Stored dataset items:
>>>>

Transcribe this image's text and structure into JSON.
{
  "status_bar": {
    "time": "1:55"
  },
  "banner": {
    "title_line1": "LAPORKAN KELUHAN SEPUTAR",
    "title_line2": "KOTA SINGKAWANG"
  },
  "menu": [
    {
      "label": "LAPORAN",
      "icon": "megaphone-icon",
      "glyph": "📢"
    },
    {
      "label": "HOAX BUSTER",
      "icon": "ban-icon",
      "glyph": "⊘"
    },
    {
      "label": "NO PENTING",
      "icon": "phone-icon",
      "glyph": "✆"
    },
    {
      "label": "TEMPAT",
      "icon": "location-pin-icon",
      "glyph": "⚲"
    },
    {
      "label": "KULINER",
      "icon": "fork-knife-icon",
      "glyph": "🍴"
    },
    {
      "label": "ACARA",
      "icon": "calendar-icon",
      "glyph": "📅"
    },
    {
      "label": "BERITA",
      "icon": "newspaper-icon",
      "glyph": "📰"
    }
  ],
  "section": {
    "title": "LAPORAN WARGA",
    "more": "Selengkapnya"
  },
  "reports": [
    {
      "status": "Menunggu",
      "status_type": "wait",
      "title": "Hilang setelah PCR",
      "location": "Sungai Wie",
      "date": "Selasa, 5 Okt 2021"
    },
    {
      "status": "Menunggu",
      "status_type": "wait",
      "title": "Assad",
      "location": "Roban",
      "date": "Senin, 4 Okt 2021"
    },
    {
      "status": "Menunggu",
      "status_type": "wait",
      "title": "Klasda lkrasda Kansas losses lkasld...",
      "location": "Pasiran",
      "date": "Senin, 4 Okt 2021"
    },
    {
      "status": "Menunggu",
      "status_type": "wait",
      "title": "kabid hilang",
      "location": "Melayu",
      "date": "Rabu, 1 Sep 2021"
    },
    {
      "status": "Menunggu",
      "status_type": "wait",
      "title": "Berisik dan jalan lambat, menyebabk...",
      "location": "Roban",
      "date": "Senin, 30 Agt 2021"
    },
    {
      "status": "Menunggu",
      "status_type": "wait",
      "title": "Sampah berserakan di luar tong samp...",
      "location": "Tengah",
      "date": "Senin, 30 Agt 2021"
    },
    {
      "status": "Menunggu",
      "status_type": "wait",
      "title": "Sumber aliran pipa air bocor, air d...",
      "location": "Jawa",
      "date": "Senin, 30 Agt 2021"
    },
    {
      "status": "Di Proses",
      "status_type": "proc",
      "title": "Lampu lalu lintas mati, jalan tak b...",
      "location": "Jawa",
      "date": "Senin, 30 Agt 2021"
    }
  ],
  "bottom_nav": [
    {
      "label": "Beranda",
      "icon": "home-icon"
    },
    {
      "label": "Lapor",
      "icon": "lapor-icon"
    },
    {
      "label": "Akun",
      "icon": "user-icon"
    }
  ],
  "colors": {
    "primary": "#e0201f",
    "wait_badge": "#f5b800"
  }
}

<<<<

Word for word, write out all of the data above.

## [THE REPLY]
Transcribe this image's text and structure into JSON.
{
  "status_bar": {
    "time": "1:55"
  },
  "banner": {
    "title_line1": "LAPORKAN KELUHAN SEPUTAR",
    "title_line2": "KOTA SINGKAWANG"
  },
  "menu": [
    {
      "label": "LAPORAN",
      "icon": "megaphone-icon",
      "glyph": "📢"
    },
    {
      "label": "HOAX BUSTER",
      "icon": "ban-icon",
      "glyph": "⊘"
    },
    {
      "label": "NO PENTING",
      "icon": "phone-icon",
      "glyph": "✆"
    },
    {
      "label": "TEMPAT",
      "icon": "location-pin-icon",
      "glyph": "⚲"
    },
    {
      "label": "KULINER",
      "icon": "fork-knife-icon",
      "glyph": "🍴"
    },
    {
      "label": "ACARA",
      "icon": "calendar-icon",
      "glyph": "📅"
    },
    {
      "label": "BERITA",
      "icon": "newspaper-icon",
      "glyph": "📰"
    }
  ],
  "section": {
    "title": "LAPORAN WARGA",
    "more": "Selengkapnya"
  },
  "reports": [
    {
      "status": "Menunggu",
      "status_type": "wait",
      "title": "Hilang setelah PCR",
      "location": "Sungai Wie",
      "date": "Selasa, 5 Okt 2021"
    },
    {
      "status": "Menunggu",
      "status_type": "wait",
      "title": "Assad",
      "location": "Roban",
      "date": "Senin, 4 Okt 2021"
    },
    {
      "status": "Menunggu",
      "status_type": "wait",
      "title": "Klasda lkrasda Kansas losses lkasld...",
      "location": "Pasiran",
      "date": "Senin, 4 Okt 2021"
    },
    {
      "status": "Menunggu",
      "status_type": "wait",
      "title": "kabid hilang",
      "location": "Melayu",
      "date": "Rabu, 1 Sep 2021"
    },
    {
      "status": "Menunggu",
      "status_type": "wait",
      "title": "Berisik dan jalan lambat, menyebabk...",
      "location": "Roban",
      "date": "Senin, 30 Agt 2021"
    },
    {
      "status": "Menunggu",
      "status_type": "wait",
      "title": "Sampah berserakan di luar tong samp...",
      "location": "Tengah",
      "date": "Senin, 30 Agt 2021"
    },
    {
      "status": "Menunggu",
      "status_type": "wait",
      "title": "Sumber aliran pipa air bocor, air d...",
      "location": "Jawa",
      "date": "Senin, 30 Agt 2021"
    },
    {
      "status": "Di Proses",
      "status_type": "proc",
      "title": "Lampu lalu lintas mati, jalan tak b...",
      "location": "Jawa",
      "date": "Senin, 30 Agt 2021"
    }
  ],
  "bottom_nav": [
    {
      "label": "Beranda",
      "icon": "home-icon"
    },
    {
      "label": "Lapor",
      "icon": "lapor-icon"
    },
    {
      "label": "Akun",
      "icon": "user-icon"
    }
  ],
  "colors": {
    "primary": "#e0201f",
    "wait_badge": "#f5b800"
  }
}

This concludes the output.